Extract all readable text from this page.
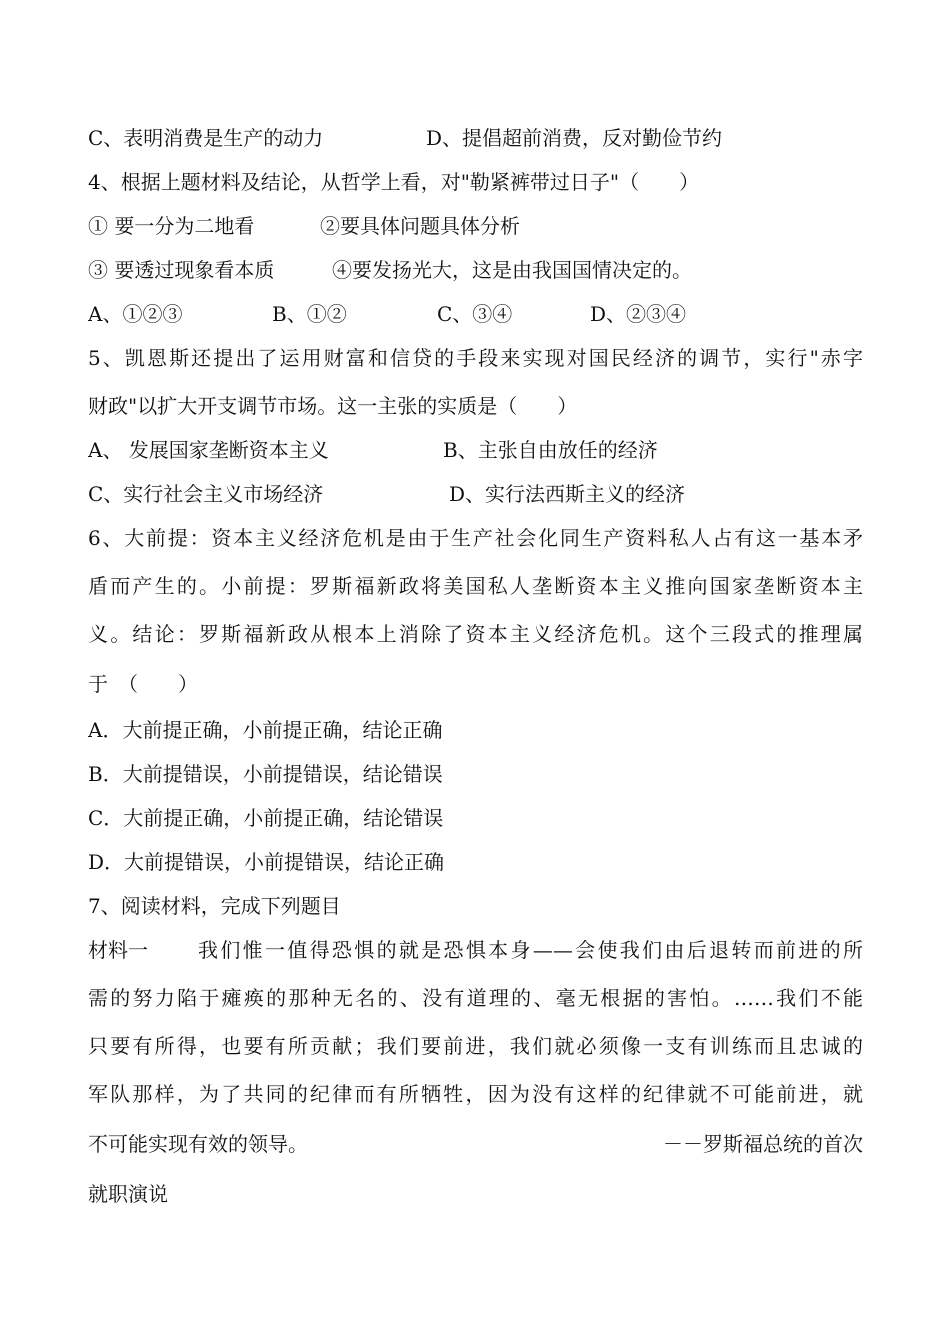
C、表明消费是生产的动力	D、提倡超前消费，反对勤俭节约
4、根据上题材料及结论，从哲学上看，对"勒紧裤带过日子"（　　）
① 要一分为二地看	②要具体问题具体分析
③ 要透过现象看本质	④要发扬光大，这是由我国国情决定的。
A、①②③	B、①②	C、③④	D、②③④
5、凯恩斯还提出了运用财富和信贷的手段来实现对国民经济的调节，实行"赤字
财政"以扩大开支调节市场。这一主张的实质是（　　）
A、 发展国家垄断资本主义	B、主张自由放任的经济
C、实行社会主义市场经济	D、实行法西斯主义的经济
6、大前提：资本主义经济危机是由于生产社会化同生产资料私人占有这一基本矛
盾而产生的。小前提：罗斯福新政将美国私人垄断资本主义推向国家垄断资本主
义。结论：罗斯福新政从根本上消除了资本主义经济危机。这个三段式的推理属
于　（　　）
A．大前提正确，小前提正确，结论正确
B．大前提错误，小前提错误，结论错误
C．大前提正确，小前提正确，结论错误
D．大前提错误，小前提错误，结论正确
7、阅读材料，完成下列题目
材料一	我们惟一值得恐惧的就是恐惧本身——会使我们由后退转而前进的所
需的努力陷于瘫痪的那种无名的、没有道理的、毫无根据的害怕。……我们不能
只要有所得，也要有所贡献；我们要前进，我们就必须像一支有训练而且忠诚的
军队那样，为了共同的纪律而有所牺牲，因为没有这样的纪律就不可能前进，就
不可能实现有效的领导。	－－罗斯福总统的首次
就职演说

▶ **EXERCISE**: Without the pictures, reproduce every line of the records above exactly.

▶ **EXERCISE SOLUTION**:
Extract all readable text from this page.
C、表明消费是生产的动力	D、提倡超前消费，反对勤俭节约
4、根据上题材料及结论，从哲学上看，对"勒紧裤带过日子"（　　）
① 要一分为二地看	②要具体问题具体分析
③ 要透过现象看本质	④要发扬光大，这是由我国国情决定的。
A、①②③	B、①②	C、③④	D、②③④
5、凯恩斯还提出了运用财富和信贷的手段来实现对国民经济的调节，实行"赤字
财政"以扩大开支调节市场。这一主张的实质是（　　）
A、 发展国家垄断资本主义	B、主张自由放任的经济
C、实行社会主义市场经济	D、实行法西斯主义的经济
6、大前提：资本主义经济危机是由于生产社会化同生产资料私人占有这一基本矛
盾而产生的。小前提：罗斯福新政将美国私人垄断资本主义推向国家垄断资本主
义。结论：罗斯福新政从根本上消除了资本主义经济危机。这个三段式的推理属
于　（　　）
A．大前提正确，小前提正确，结论正确
B．大前提错误，小前提错误，结论错误
C．大前提正确，小前提正确，结论错误
D．大前提错误，小前提错误，结论正确
7、阅读材料，完成下列题目
材料一	我们惟一值得恐惧的就是恐惧本身——会使我们由后退转而前进的所
需的努力陷于瘫痪的那种无名的、没有道理的、毫无根据的害怕。……我们不能
只要有所得，也要有所贡献；我们要前进，我们就必须像一支有训练而且忠诚的
军队那样，为了共同的纪律而有所牺牲，因为没有这样的纪律就不可能前进，就
不可能实现有效的领导。	－－罗斯福总统的首次
就职演说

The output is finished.